YOUR INSTRUCTIONS: Make an exact copy of the lines, leaving the pictures out.
··· DATASET RECORDS
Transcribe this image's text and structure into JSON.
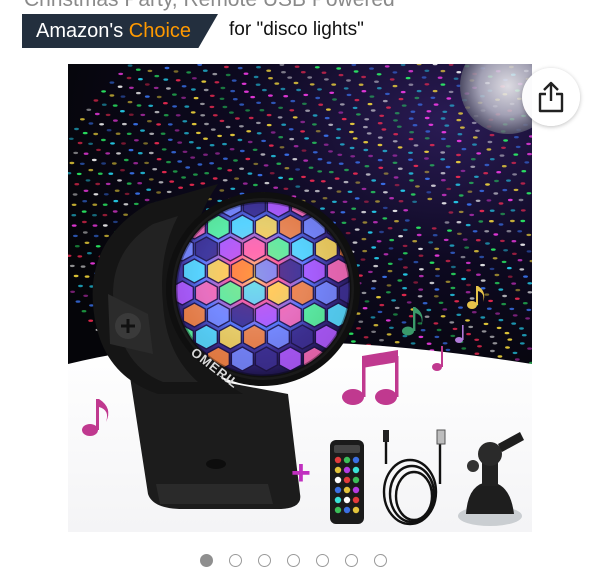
{
  "header": {
    "title_fragment": "Christmas Party, Remote USB Powered"
  },
  "badge": {
    "brand": "Amazon's",
    "choice": "Choice",
    "context": "for \"disco lights\""
  },
  "product_image": {
    "brand_mark": "OMERIL",
    "accessory_separator": "+"
  },
  "carousel": {
    "total": 7,
    "active_index": 0
  },
  "icons": {
    "share": "share-icon"
  },
  "colors": {
    "badge_bg": "#232f3e",
    "badge_accent": "#ff9900"
  }
}
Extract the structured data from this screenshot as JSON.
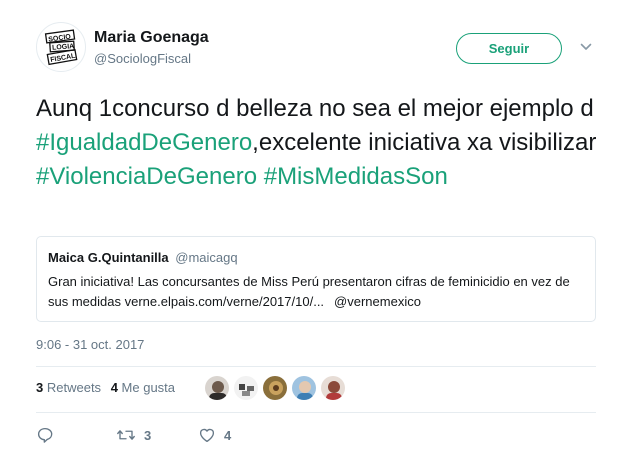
{
  "author": {
    "name": "Maria Goenaga",
    "handle": "@SociologFiscal",
    "avatar_logo_text": [
      "SOCIO",
      "LOGIA",
      "FISCAL"
    ]
  },
  "follow_button": {
    "label": "Seguir"
  },
  "menu": {
    "icon": "chevron-down-icon"
  },
  "tweet": {
    "segments": [
      {
        "type": "text",
        "value": "Aunq 1concurso d belleza no sea el mejor ejemplo d "
      },
      {
        "type": "hashtag",
        "value": "#IgualdadDeGenero"
      },
      {
        "type": "text",
        "value": ",excelente iniciativa xa visibilizar "
      },
      {
        "type": "hashtag",
        "value": "#ViolenciaDeGenero"
      },
      {
        "type": "text",
        "value": " "
      },
      {
        "type": "hashtag",
        "value": "#MisMedidasSon"
      }
    ]
  },
  "quoted_tweet": {
    "name": "Maica G.Quintanilla",
    "handle": "@maicagq",
    "body": "Gran iniciativa! Las concursantes de Miss Perú presentaron cifras de feminicidio en vez de sus medidas verne.elpais.com/verne/2017/10/...",
    "mention": "@vernemexico"
  },
  "timestamp": "9:06 - 31 oct. 2017",
  "stats": {
    "retweets_count": "3",
    "retweets_label": "Retweets",
    "likes_count": "4",
    "likes_label": "Me gusta"
  },
  "liker_avatars": [
    "avatar-1",
    "avatar-2",
    "avatar-3",
    "avatar-4",
    "avatar-5"
  ],
  "actions": {
    "reply": {
      "icon": "reply-icon"
    },
    "retweet": {
      "icon": "retweet-icon",
      "count": "3"
    },
    "like": {
      "icon": "heart-icon",
      "count": "4"
    }
  },
  "colors": {
    "accent": "#1aa179",
    "text": "#14171a",
    "muted": "#657786",
    "border": "#e1e8ed"
  }
}
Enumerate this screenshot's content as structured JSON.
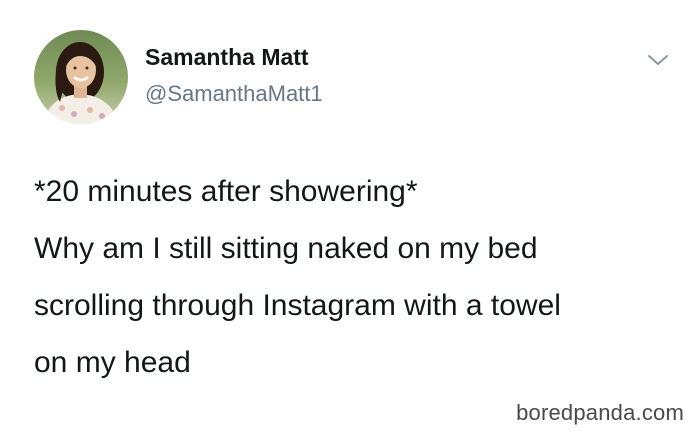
{
  "tweet": {
    "author": {
      "display_name": "Samantha Matt",
      "handle": "@SamanthaMatt1"
    },
    "menu_icon": "chevron-down-icon",
    "text_lines": [
      "*20 minutes after showering*",
      "Why am I still sitting naked on my bed",
      "scrolling through Instagram with a towel",
      "on my head"
    ]
  },
  "watermark": "boredpanda.com",
  "colors": {
    "text_primary": "#14171a",
    "text_secondary": "#657786",
    "caret": "#8899a6",
    "watermark": "#4a4a4a",
    "background": "#ffffff"
  }
}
······
FINAL RESULT:
Transcribe this image's text and structure into JSON.
{
  "header": {
    "title_fragment": "Christmas Party, Remote USB Powered"
  },
  "badge": {
    "brand": "Amazon's",
    "choice": "Choice",
    "context": "for \"disco lights\""
  },
  "product_image": {
    "brand_mark": "OMERIL",
    "accessory_separator": "+"
  },
  "carousel": {
    "total": 7,
    "active_index": 0
  },
  "icons": {
    "share": "share-icon"
  },
  "colors": {
    "badge_bg": "#232f3e",
    "badge_accent": "#ff9900"
  }
}
Extract the structured data from this screenshot as JSON.
{
  "author": {
    "name": "Maria Goenaga",
    "handle": "@SociologFiscal",
    "avatar_logo_text": [
      "SOCIO",
      "LOGIA",
      "FISCAL"
    ]
  },
  "follow_button": {
    "label": "Seguir"
  },
  "menu": {
    "icon": "chevron-down-icon"
  },
  "tweet": {
    "segments": [
      {
        "type": "text",
        "value": "Aunq 1concurso d belleza no sea el mejor ejemplo d "
      },
      {
        "type": "hashtag",
        "value": "#IgualdadDeGenero"
      },
      {
        "type": "text",
        "value": ",excelente iniciativa xa visibilizar "
      },
      {
        "type": "hashtag",
        "value": "#ViolenciaDeGenero"
      },
      {
        "type": "text",
        "value": " "
      },
      {
        "type": "hashtag",
        "value": "#MisMedidasSon"
      }
    ]
  },
  "quoted_tweet": {
    "name": "Maica G.Quintanilla",
    "handle": "@maicagq",
    "body": "Gran iniciativa! Las concursantes de Miss Perú presentaron cifras de feminicidio en vez de sus medidas verne.elpais.com/verne/2017/10/...",
    "mention": "@vernemexico"
  },
  "timestamp": "9:06 - 31 oct. 2017",
  "stats": {
    "retweets_count": "3",
    "retweets_label": "Retweets",
    "likes_count": "4",
    "likes_label": "Me gusta"
  },
  "liker_avatars": [
    "avatar-1",
    "avatar-2",
    "avatar-3",
    "avatar-4",
    "avatar-5"
  ],
  "actions": {
    "reply": {
      "icon": "reply-icon"
    },
    "retweet": {
      "icon": "retweet-icon",
      "count": "3"
    },
    "like": {
      "icon": "heart-icon",
      "count": "4"
    }
  },
  "colors": {
    "accent": "#1aa179",
    "text": "#14171a",
    "muted": "#657786",
    "border": "#e1e8ed"
  }
}
Enumerate this screenshot's content as structured JSON.
{
  "tweet": {
    "author": {
      "display_name": "Samantha Matt",
      "handle": "@SamanthaMatt1"
    },
    "menu_icon": "chevron-down-icon",
    "text_lines": [
      "*20 minutes after showering*",
      "Why am I still sitting naked on my bed",
      "scrolling through Instagram with a towel",
      "on my head"
    ]
  },
  "watermark": "boredpanda.com",
  "colors": {
    "text_primary": "#14171a",
    "text_secondary": "#657786",
    "caret": "#8899a6",
    "watermark": "#4a4a4a",
    "background": "#ffffff"
  }
}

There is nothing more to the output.